(Data records)
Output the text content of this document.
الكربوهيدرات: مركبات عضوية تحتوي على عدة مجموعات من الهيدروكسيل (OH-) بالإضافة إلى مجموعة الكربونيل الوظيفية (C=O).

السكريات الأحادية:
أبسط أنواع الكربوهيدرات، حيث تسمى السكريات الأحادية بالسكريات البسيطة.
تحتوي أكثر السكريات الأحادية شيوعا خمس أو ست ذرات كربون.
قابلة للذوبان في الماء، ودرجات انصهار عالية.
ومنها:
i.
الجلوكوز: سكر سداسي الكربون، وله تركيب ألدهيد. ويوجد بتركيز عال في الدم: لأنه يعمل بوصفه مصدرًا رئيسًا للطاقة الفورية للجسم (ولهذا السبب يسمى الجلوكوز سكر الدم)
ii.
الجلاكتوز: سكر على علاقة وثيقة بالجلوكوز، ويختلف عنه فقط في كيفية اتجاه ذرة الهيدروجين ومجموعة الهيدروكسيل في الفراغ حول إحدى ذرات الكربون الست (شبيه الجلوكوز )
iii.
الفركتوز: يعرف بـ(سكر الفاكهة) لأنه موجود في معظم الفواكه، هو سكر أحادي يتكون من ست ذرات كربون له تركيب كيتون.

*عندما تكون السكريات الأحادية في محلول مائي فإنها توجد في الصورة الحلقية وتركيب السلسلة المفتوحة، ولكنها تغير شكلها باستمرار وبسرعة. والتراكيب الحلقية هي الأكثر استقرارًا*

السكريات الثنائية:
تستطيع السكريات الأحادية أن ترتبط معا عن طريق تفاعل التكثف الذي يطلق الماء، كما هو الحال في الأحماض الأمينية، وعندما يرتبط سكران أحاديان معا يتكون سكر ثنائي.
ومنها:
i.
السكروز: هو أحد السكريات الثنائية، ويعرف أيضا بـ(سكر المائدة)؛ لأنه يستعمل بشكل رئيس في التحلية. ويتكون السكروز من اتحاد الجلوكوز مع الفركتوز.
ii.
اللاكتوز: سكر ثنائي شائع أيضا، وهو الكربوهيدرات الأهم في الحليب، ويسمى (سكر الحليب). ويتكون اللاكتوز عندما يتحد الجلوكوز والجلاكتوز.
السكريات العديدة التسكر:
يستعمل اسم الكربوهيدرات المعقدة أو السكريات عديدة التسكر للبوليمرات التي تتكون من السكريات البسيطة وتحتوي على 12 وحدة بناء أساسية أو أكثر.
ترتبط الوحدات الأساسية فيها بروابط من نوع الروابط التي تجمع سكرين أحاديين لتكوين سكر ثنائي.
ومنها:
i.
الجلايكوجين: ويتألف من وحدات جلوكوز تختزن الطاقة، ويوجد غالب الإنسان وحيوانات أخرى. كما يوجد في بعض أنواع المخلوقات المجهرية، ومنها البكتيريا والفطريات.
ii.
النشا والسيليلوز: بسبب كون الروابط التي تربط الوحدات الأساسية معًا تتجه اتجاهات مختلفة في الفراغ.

THE TASK ▸ Word for word, restate all of the data shown above.

RIGHT ANSWER ▸
Output the text content of this document.
الكربوهيدرات: مركبات عضوية تحتوي على عدة مجموعات من الهيدروكسيل (OH-) بالإضافة إلى مجموعة الكربونيل الوظيفية (C=O).

السكريات الأحادية:
أبسط أنواع الكربوهيدرات، حيث تسمى السكريات الأحادية بالسكريات البسيطة.
تحتوي أكثر السكريات الأحادية شيوعا خمس أو ست ذرات كربون.
قابلة للذوبان في الماء، ودرجات انصهار عالية.
ومنها:
i.
الجلوكوز: سكر سداسي الكربون، وله تركيب ألدهيد. ويوجد بتركيز عال في الدم: لأنه يعمل بوصفه مصدرًا رئيسًا للطاقة الفورية للجسم (ولهذا السبب يسمى الجلوكوز سكر الدم)
ii.
الجلاكتوز: سكر على علاقة وثيقة بالجلوكوز، ويختلف عنه فقط في كيفية اتجاه ذرة الهيدروجين ومجموعة الهيدروكسيل في الفراغ حول إحدى ذرات الكربون الست (شبيه الجلوكوز )
iii.
الفركتوز: يعرف بـ(سكر الفاكهة) لأنه موجود في معظم الفواكه، هو سكر أحادي يتكون من ست ذرات كربون له تركيب كيتون.

*عندما تكون السكريات الأحادية في محلول مائي فإنها توجد في الصورة الحلقية وتركيب السلسلة المفتوحة، ولكنها تغير شكلها باستمرار وبسرعة. والتراكيب الحلقية هي الأكثر استقرارًا*

السكريات الثنائية:
تستطيع السكريات الأحادية أن ترتبط معا عن طريق تفاعل التكثف الذي يطلق الماء، كما هو الحال في الأحماض الأمينية، وعندما يرتبط سكران أحاديان معا يتكون سكر ثنائي.
ومنها:
i.
السكروز: هو أحد السكريات الثنائية، ويعرف أيضا بـ(سكر المائدة)؛ لأنه يستعمل بشكل رئيس في التحلية. ويتكون السكروز من اتحاد الجلوكوز مع الفركتوز.
ii.
اللاكتوز: سكر ثنائي شائع أيضا، وهو الكربوهيدرات الأهم في الحليب، ويسمى (سكر الحليب). ويتكون اللاكتوز عندما يتحد الجلوكوز والجلاكتوز.
السكريات العديدة التسكر:
يستعمل اسم الكربوهيدرات المعقدة أو السكريات عديدة التسكر للبوليمرات التي تتكون من السكريات البسيطة وتحتوي على 12 وحدة بناء أساسية أو أكثر.
ترتبط الوحدات الأساسية فيها بروابط من نوع الروابط التي تجمع سكرين أحاديين لتكوين سكر ثنائي.
ومنها:
i.
الجلايكوجين: ويتألف من وحدات جلوكوز تختزن الطاقة، ويوجد غالب الإنسان وحيوانات أخرى. كما يوجد في بعض أنواع المخلوقات المجهرية، ومنها البكتيريا والفطريات.
ii.
النشا والسيليلوز: بسبب كون الروابط التي تربط الوحدات الأساسية معًا تتجه اتجاهات مختلفة في الفراغ.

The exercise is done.